Problem details: The records should be written out in full, with nothing altered.

Supplied material:
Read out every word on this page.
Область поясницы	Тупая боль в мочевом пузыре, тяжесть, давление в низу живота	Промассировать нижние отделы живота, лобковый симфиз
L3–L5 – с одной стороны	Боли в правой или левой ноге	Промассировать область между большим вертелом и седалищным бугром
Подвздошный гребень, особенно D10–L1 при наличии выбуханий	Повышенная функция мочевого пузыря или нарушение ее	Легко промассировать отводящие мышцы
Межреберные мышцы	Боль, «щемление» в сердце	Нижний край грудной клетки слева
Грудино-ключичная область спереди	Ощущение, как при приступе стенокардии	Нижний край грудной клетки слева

Solution below:
Read out every word on this page.
Область поясницы	Тупая боль в мочевом пузыре, тяжесть, давление в низу живота	Промассировать нижние отделы живота, лобковый симфиз
L3–L5 – с одной стороны	Боли в правой или левой ноге	Промассировать область между большим вертелом и седалищным бугром
Подвздошный гребень, особенно D10–L1 при наличии выбуханий	Повышенная функция мочевого пузыря или нарушение ее	Легко промассировать отводящие мышцы
Межреберные мышцы	Боль, «щемление» в сердце	Нижний край грудной клетки слева
Грудино-ключичная область спереди	Ощущение, как при приступе стенокардии	Нижний край грудной клетки слева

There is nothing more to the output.